- **Task brief**: Of all the lines in the material below, how many include the string "支払い済み"? Give the number only.
#####
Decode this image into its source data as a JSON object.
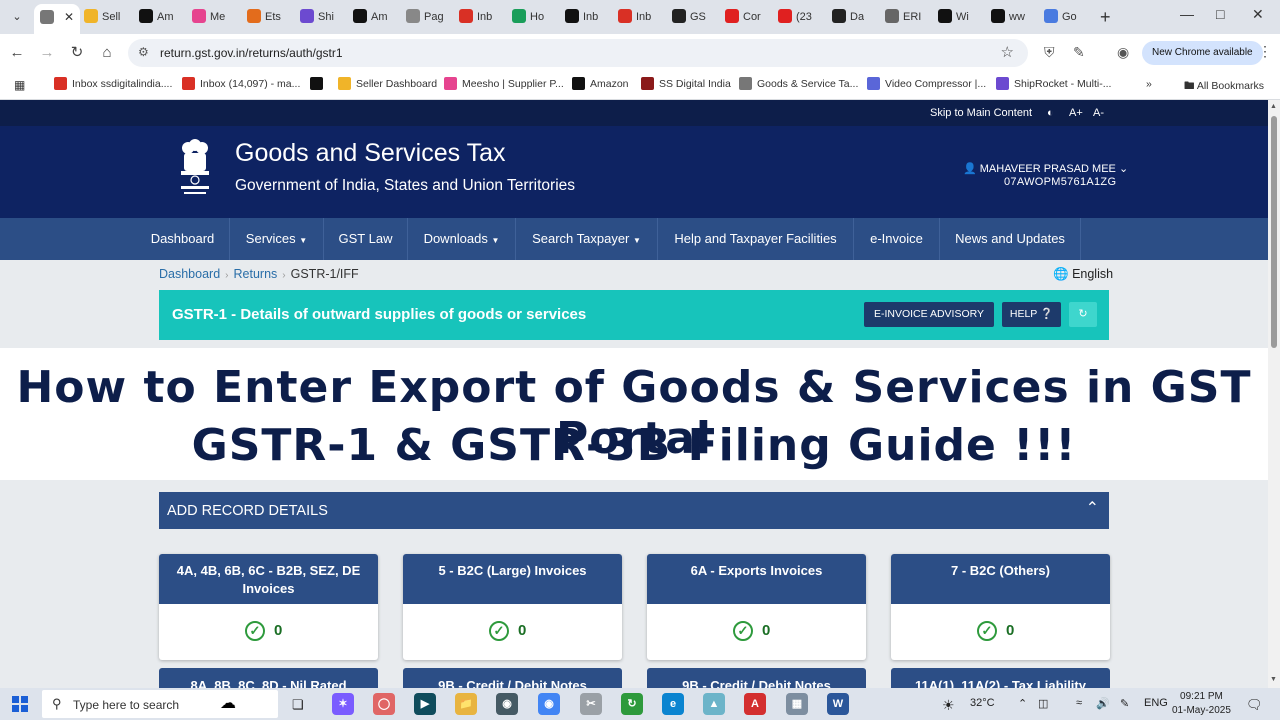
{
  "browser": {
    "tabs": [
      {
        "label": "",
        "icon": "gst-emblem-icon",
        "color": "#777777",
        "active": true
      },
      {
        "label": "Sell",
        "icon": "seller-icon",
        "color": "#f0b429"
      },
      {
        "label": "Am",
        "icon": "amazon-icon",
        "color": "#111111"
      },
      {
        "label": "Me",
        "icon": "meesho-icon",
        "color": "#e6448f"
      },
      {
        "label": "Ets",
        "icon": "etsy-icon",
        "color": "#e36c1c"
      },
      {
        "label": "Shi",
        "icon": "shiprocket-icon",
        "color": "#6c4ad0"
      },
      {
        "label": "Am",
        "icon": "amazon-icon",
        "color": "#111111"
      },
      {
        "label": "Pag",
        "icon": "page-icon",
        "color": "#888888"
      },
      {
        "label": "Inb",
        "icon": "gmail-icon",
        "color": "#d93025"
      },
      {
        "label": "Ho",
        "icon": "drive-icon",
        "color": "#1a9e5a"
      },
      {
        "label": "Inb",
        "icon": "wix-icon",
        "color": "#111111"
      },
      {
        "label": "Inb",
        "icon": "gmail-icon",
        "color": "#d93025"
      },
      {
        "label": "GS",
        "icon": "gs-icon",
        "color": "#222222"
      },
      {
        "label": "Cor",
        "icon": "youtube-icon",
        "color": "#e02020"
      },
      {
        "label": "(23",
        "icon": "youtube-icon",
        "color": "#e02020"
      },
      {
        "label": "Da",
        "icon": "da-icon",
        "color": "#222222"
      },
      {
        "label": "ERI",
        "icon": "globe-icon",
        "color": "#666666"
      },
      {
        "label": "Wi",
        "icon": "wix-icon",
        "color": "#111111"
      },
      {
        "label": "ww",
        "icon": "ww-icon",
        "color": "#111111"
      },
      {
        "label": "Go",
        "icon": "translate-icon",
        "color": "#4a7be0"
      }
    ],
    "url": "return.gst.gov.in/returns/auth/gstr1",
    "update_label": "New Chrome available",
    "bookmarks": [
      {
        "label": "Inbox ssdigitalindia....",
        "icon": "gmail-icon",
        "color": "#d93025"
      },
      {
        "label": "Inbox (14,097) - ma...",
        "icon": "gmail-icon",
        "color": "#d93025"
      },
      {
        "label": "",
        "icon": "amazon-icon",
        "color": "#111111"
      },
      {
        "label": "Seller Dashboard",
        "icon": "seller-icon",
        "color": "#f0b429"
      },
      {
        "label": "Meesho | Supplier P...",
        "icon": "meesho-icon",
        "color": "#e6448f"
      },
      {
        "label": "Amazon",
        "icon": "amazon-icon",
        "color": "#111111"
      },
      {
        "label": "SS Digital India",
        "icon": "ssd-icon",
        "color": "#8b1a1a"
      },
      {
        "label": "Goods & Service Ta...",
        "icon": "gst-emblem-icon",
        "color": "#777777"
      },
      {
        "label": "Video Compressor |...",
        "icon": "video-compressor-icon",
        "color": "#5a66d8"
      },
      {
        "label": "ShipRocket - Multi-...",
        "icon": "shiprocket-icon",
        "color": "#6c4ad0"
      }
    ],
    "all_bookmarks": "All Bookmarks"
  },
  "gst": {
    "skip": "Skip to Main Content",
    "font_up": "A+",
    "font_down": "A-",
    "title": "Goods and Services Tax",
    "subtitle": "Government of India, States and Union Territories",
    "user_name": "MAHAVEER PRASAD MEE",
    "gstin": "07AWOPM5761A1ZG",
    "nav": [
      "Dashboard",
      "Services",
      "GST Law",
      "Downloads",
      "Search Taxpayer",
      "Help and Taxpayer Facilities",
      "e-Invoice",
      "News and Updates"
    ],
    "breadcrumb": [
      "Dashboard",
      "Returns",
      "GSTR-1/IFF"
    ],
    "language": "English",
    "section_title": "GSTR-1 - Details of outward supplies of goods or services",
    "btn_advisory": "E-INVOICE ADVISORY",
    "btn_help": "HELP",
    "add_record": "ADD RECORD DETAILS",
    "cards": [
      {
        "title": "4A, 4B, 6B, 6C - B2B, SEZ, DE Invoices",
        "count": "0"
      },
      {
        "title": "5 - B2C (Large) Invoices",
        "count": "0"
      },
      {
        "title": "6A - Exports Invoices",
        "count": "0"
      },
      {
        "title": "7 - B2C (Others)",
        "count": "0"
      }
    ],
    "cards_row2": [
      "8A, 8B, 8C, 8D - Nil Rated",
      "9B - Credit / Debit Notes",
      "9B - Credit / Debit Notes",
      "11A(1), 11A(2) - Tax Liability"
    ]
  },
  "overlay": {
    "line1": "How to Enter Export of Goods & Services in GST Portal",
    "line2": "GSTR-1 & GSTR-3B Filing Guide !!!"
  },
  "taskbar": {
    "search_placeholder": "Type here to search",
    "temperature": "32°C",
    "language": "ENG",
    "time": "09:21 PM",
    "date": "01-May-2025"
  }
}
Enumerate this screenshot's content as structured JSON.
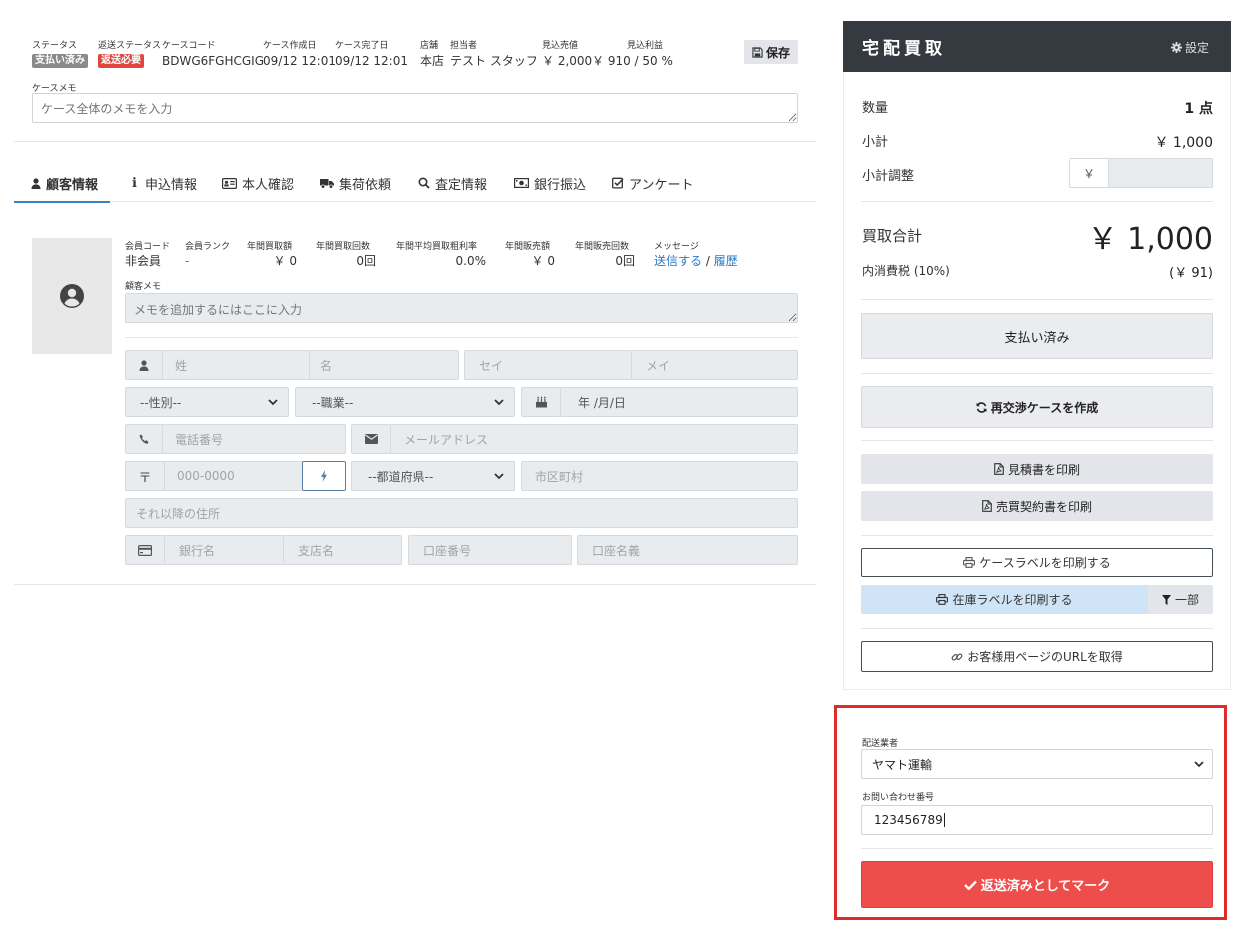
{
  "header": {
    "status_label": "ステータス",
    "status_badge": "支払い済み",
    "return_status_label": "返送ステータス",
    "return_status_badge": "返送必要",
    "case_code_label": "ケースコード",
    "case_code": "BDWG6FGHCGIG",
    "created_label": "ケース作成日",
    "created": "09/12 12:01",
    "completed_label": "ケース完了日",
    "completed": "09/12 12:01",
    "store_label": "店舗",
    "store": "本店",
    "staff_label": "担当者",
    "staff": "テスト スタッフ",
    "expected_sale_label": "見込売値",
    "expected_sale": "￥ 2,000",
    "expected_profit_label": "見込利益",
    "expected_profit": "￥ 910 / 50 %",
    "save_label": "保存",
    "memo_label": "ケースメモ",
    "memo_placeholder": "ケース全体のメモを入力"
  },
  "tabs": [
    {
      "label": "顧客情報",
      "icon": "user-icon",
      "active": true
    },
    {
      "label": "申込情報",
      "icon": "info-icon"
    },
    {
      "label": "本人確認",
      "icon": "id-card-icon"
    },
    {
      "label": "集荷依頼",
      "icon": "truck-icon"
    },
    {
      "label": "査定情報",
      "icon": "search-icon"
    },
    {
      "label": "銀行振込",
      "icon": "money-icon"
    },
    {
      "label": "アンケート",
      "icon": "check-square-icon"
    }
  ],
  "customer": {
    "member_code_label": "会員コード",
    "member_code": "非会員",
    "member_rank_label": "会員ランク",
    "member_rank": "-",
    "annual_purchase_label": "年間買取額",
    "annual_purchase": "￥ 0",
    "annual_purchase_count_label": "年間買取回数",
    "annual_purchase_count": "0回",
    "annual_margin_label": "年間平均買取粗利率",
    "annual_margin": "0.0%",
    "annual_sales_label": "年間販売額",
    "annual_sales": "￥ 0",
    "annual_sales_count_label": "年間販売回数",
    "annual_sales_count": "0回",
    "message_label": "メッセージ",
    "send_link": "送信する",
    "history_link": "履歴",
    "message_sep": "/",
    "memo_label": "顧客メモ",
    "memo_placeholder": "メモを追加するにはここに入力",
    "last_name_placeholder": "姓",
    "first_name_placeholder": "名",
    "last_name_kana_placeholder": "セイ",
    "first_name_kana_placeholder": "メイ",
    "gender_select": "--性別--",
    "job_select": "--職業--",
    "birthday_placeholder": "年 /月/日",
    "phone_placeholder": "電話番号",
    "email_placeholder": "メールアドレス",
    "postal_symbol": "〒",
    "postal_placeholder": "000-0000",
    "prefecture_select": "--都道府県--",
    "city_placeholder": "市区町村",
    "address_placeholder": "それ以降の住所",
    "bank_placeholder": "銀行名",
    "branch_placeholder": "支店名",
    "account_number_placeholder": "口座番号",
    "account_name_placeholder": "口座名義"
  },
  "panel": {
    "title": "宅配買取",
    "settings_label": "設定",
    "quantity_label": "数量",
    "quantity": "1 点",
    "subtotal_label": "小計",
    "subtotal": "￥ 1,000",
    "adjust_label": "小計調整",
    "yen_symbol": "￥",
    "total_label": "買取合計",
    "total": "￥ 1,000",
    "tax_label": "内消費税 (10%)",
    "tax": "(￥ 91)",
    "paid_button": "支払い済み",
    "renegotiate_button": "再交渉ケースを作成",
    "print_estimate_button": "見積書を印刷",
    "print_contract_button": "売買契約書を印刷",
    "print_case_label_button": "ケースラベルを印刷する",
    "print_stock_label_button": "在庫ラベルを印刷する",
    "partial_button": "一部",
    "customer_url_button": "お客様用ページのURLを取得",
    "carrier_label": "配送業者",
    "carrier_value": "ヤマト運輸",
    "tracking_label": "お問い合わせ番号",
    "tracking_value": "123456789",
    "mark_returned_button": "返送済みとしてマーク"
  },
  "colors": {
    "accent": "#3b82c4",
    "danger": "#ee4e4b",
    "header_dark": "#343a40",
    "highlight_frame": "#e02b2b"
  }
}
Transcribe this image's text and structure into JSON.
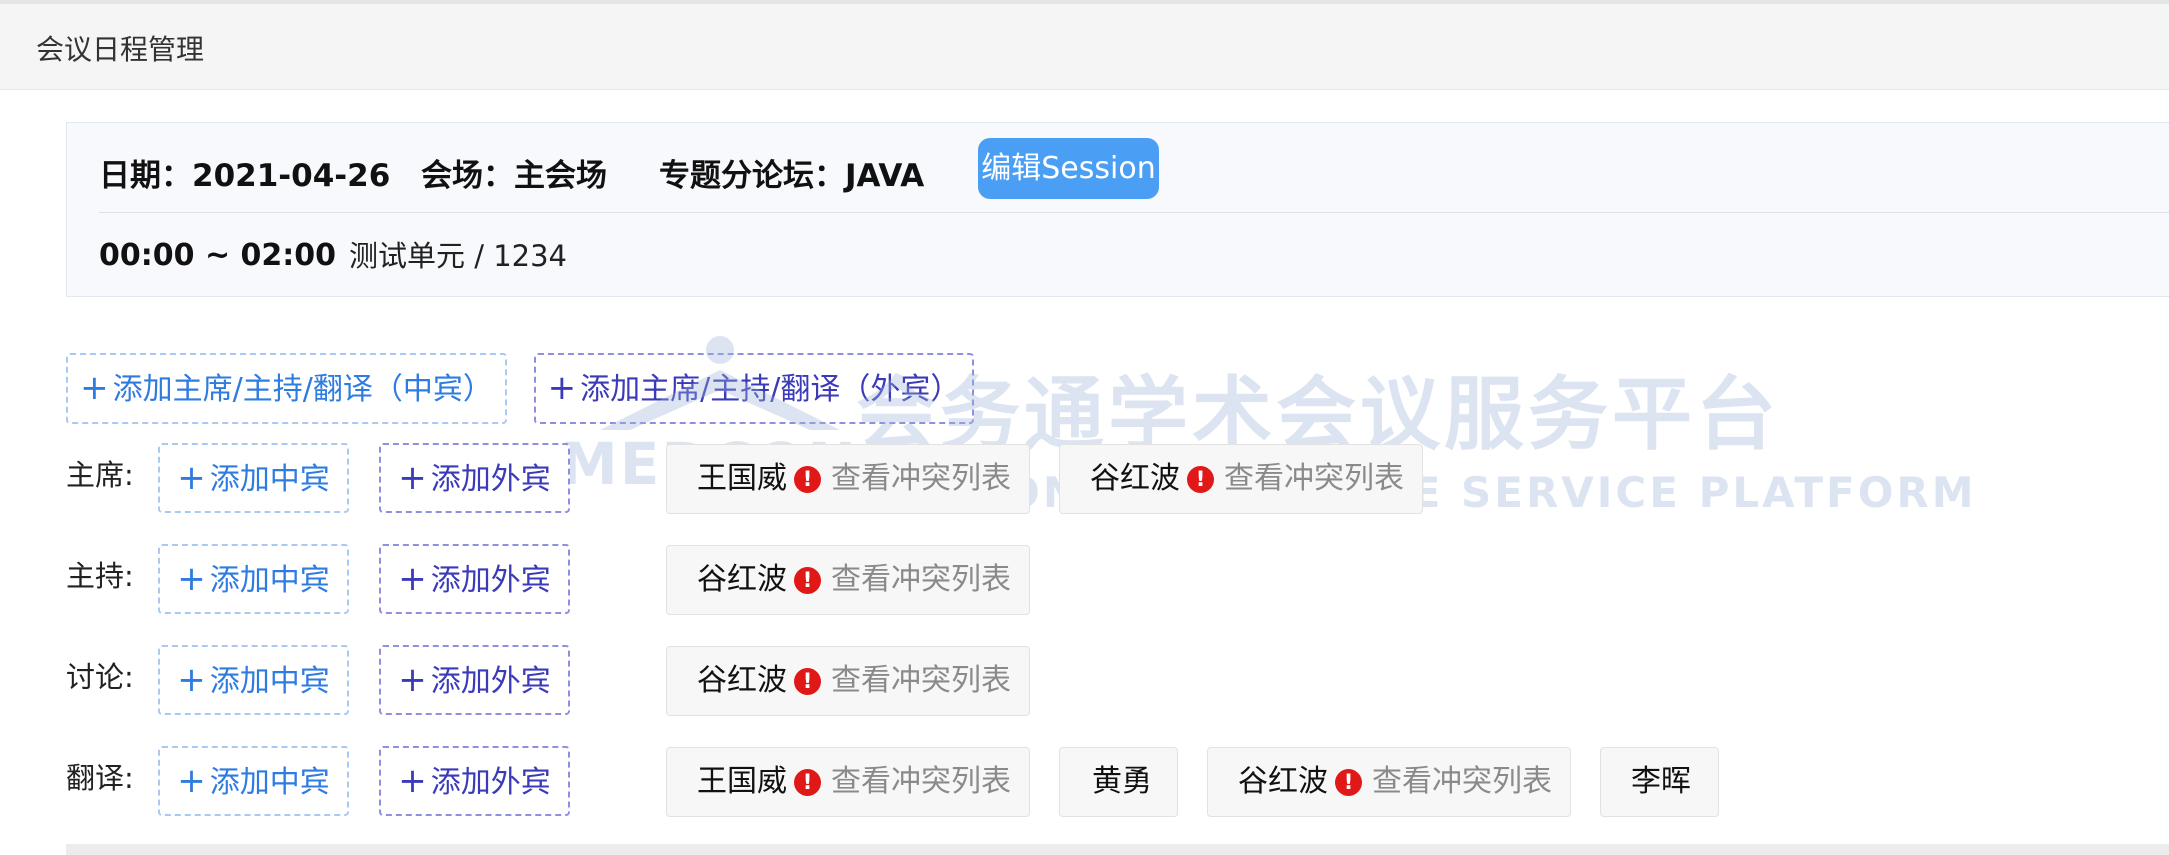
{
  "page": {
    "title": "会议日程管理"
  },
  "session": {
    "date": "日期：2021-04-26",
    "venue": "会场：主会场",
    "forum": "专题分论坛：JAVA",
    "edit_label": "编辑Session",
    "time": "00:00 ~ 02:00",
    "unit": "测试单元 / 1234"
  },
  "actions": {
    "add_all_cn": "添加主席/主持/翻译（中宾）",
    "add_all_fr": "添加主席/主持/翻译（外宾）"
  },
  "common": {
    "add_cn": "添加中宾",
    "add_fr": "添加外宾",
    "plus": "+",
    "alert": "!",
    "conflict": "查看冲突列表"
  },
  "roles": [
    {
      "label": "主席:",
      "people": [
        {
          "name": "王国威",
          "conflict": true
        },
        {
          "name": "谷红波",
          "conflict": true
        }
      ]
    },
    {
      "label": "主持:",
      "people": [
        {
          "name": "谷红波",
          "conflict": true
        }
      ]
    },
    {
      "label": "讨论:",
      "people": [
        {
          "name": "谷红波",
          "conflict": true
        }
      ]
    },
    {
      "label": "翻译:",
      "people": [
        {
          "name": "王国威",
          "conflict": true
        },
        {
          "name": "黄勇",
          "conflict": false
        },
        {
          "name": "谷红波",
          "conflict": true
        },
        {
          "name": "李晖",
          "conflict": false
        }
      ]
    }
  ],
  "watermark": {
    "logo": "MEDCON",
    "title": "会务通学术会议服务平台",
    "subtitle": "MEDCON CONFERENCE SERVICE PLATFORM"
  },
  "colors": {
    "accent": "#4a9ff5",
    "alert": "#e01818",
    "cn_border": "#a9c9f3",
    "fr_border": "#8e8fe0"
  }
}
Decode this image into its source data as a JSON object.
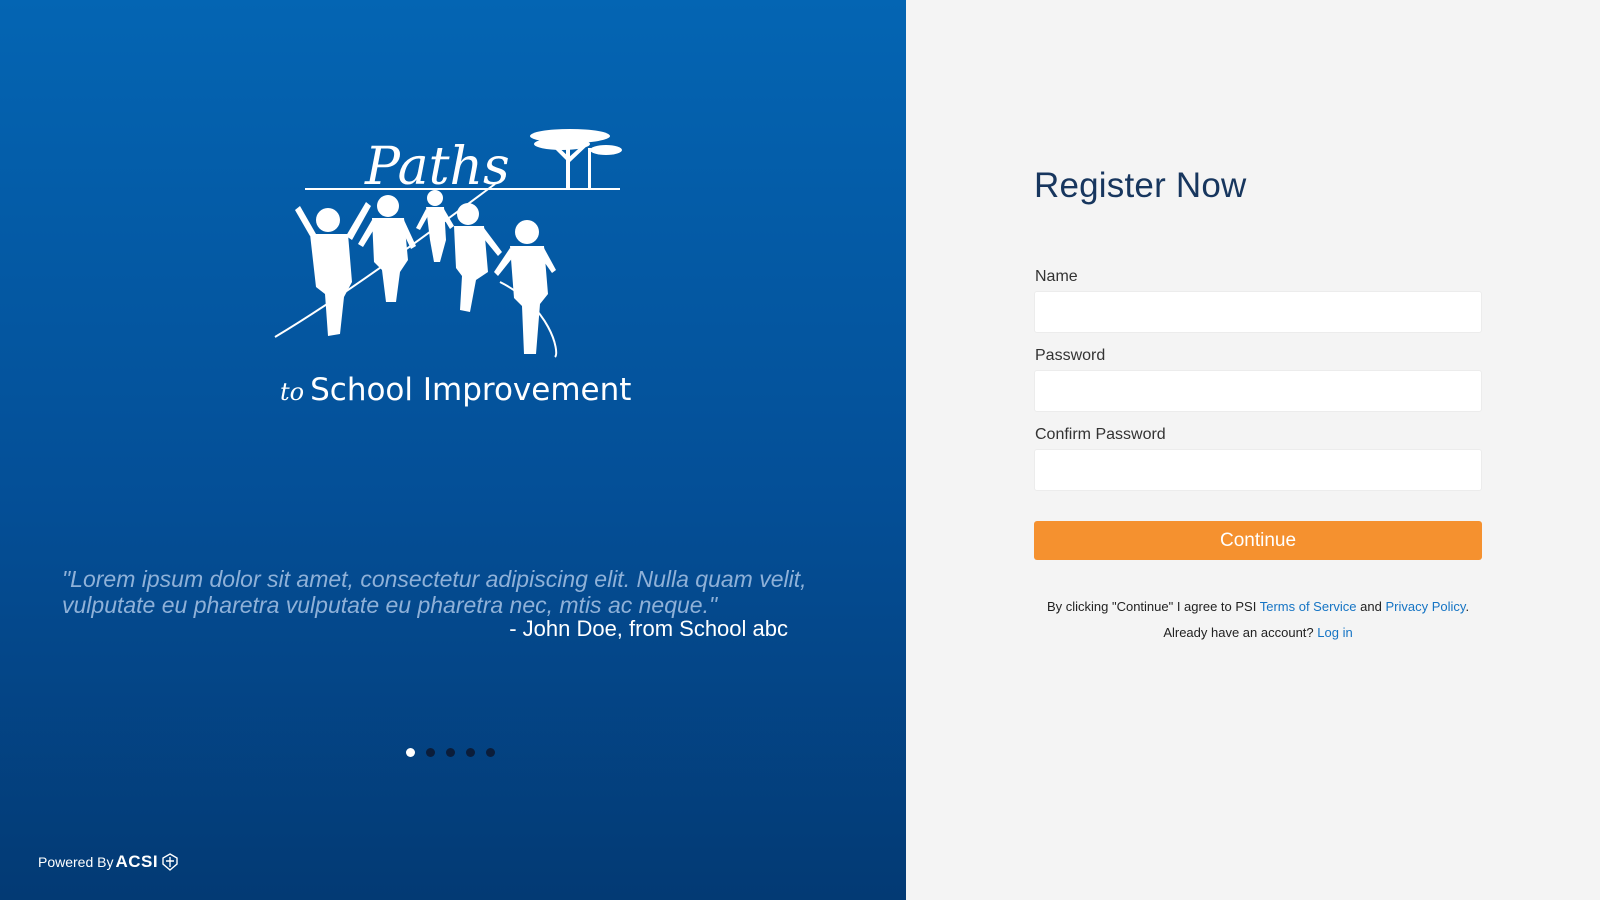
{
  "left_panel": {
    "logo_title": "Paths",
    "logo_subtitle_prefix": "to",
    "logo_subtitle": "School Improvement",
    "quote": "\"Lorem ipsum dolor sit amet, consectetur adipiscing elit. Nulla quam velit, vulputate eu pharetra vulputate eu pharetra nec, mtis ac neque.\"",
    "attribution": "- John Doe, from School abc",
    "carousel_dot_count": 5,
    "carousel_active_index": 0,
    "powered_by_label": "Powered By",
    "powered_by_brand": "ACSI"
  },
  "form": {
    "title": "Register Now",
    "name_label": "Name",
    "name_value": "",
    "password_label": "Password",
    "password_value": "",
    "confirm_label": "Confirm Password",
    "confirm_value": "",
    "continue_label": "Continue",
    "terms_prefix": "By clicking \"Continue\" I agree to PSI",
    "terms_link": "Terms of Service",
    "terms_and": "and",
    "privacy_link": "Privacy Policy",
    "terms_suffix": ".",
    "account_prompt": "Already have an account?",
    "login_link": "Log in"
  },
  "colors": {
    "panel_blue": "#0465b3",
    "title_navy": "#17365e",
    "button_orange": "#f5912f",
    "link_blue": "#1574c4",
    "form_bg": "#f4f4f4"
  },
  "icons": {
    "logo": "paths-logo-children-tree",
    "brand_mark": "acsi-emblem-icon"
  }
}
#####
- **Correct answer**: 2